____ Material supplied

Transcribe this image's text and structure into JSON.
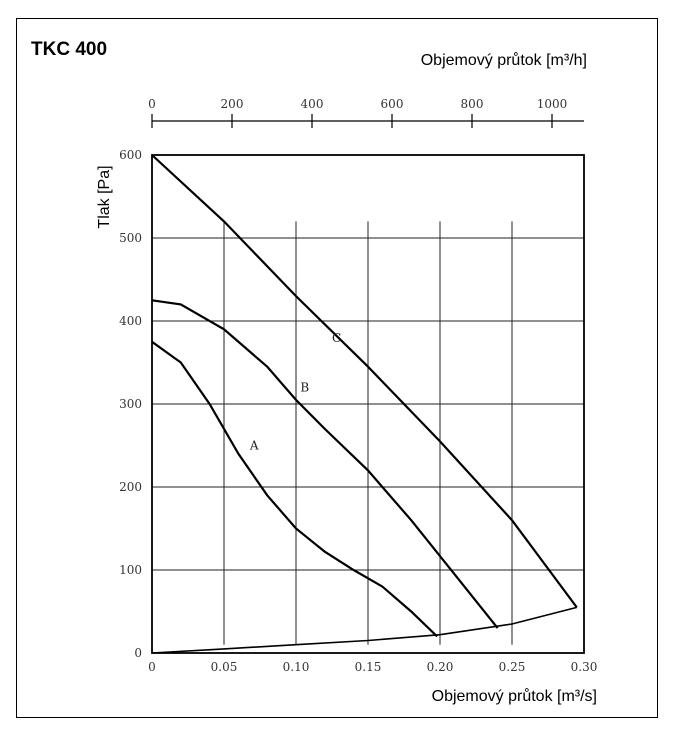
{
  "chart_data": {
    "type": "line",
    "title": "TKC 400",
    "xlabel": "Objemový průtok [m³/s]",
    "x2label": "Objemový průtok [m³/h]",
    "ylabel": "Tlak [Pa]",
    "xlim": [
      0,
      0.3
    ],
    "x2lim": [
      0,
      1080
    ],
    "ylim": [
      0,
      600
    ],
    "x_ticks": [
      "0",
      "0.05",
      "0.10",
      "0.15",
      "0.20",
      "0.25",
      "0.30"
    ],
    "x2_ticks": [
      "0",
      "200",
      "400",
      "600",
      "800",
      "1000"
    ],
    "y_ticks": [
      "0",
      "100",
      "200",
      "300",
      "400",
      "500",
      "600"
    ],
    "grid": true,
    "series": [
      {
        "name": "A",
        "x": [
          0,
          0.02,
          0.04,
          0.06,
          0.08,
          0.1,
          0.12,
          0.14,
          0.16,
          0.18,
          0.198
        ],
        "y": [
          375,
          350,
          300,
          240,
          190,
          150,
          122,
          100,
          80,
          50,
          20
        ]
      },
      {
        "name": "B",
        "x": [
          0,
          0.02,
          0.05,
          0.08,
          0.1,
          0.12,
          0.15,
          0.18,
          0.21,
          0.24
        ],
        "y": [
          425,
          420,
          390,
          345,
          305,
          270,
          220,
          160,
          95,
          30
        ]
      },
      {
        "name": "C",
        "x": [
          0,
          0.05,
          0.1,
          0.15,
          0.2,
          0.25,
          0.295
        ],
        "y": [
          600,
          520,
          430,
          345,
          255,
          160,
          55
        ]
      },
      {
        "name": "",
        "x": [
          0,
          0.05,
          0.1,
          0.15,
          0.2,
          0.25,
          0.295
        ],
        "y": [
          0,
          5,
          10,
          15,
          22,
          35,
          55
        ]
      }
    ]
  }
}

________

Return every line of the records exactly as given, pictures excluded.

◆ **Output of the task**
Transcribe this image's text and structure into JSON.
{
  "chart_data": {
    "type": "line",
    "title": "TKC 400",
    "xlabel": "Objemový průtok [m³/s]",
    "x2label": "Objemový průtok [m³/h]",
    "ylabel": "Tlak [Pa]",
    "xlim": [
      0,
      0.3
    ],
    "x2lim": [
      0,
      1080
    ],
    "ylim": [
      0,
      600
    ],
    "x_ticks": [
      "0",
      "0.05",
      "0.10",
      "0.15",
      "0.20",
      "0.25",
      "0.30"
    ],
    "x2_ticks": [
      "0",
      "200",
      "400",
      "600",
      "800",
      "1000"
    ],
    "y_ticks": [
      "0",
      "100",
      "200",
      "300",
      "400",
      "500",
      "600"
    ],
    "grid": true,
    "series": [
      {
        "name": "A",
        "x": [
          0,
          0.02,
          0.04,
          0.06,
          0.08,
          0.1,
          0.12,
          0.14,
          0.16,
          0.18,
          0.198
        ],
        "y": [
          375,
          350,
          300,
          240,
          190,
          150,
          122,
          100,
          80,
          50,
          20
        ]
      },
      {
        "name": "B",
        "x": [
          0,
          0.02,
          0.05,
          0.08,
          0.1,
          0.12,
          0.15,
          0.18,
          0.21,
          0.24
        ],
        "y": [
          425,
          420,
          390,
          345,
          305,
          270,
          220,
          160,
          95,
          30
        ]
      },
      {
        "name": "C",
        "x": [
          0,
          0.05,
          0.1,
          0.15,
          0.2,
          0.25,
          0.295
        ],
        "y": [
          600,
          520,
          430,
          345,
          255,
          160,
          55
        ]
      },
      {
        "name": "",
        "x": [
          0,
          0.05,
          0.1,
          0.15,
          0.2,
          0.25,
          0.295
        ],
        "y": [
          0,
          5,
          10,
          15,
          22,
          35,
          55
        ]
      }
    ]
  }
}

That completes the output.